Problem :: Each entry below should be written out exactly as it is, with no pictures.

Supplied material ::
******************************

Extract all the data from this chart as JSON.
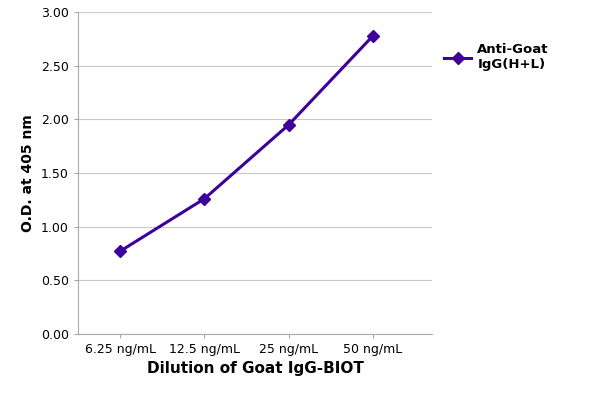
{
  "x_labels": [
    "6.25 ng/mL",
    "12.5 ng/mL",
    "25 ng/mL",
    "50 ng/mL"
  ],
  "x_values": [
    1,
    2,
    3,
    4
  ],
  "y_values": [
    0.77,
    1.26,
    1.95,
    2.78
  ],
  "line_color": "#3d009c",
  "marker": "D",
  "marker_size": 6,
  "line_width": 2.2,
  "xlabel": "Dilution of Goat IgG-BIOT",
  "ylabel": "O.D. at 405 nm",
  "ylim": [
    0.0,
    3.0
  ],
  "yticks": [
    0.0,
    0.5,
    1.0,
    1.5,
    2.0,
    2.5,
    3.0
  ],
  "legend_label": "Anti-Goat\nIgG(H+L)",
  "background_color": "#ffffff",
  "grid_color": "#c8c8c8",
  "xlabel_fontsize": 11,
  "ylabel_fontsize": 10,
  "tick_fontsize": 9,
  "legend_fontsize": 9.5
}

******************************

Finished task ::
Extract all the data from this chart as JSON.
{
  "x_labels": [
    "6.25 ng/mL",
    "12.5 ng/mL",
    "25 ng/mL",
    "50 ng/mL"
  ],
  "x_values": [
    1,
    2,
    3,
    4
  ],
  "y_values": [
    0.77,
    1.26,
    1.95,
    2.78
  ],
  "line_color": "#3d009c",
  "marker": "D",
  "marker_size": 6,
  "line_width": 2.2,
  "xlabel": "Dilution of Goat IgG-BIOT",
  "ylabel": "O.D. at 405 nm",
  "ylim": [
    0.0,
    3.0
  ],
  "yticks": [
    0.0,
    0.5,
    1.0,
    1.5,
    2.0,
    2.5,
    3.0
  ],
  "legend_label": "Anti-Goat\nIgG(H+L)",
  "background_color": "#ffffff",
  "grid_color": "#c8c8c8",
  "xlabel_fontsize": 11,
  "ylabel_fontsize": 10,
  "tick_fontsize": 9,
  "legend_fontsize": 9.5
}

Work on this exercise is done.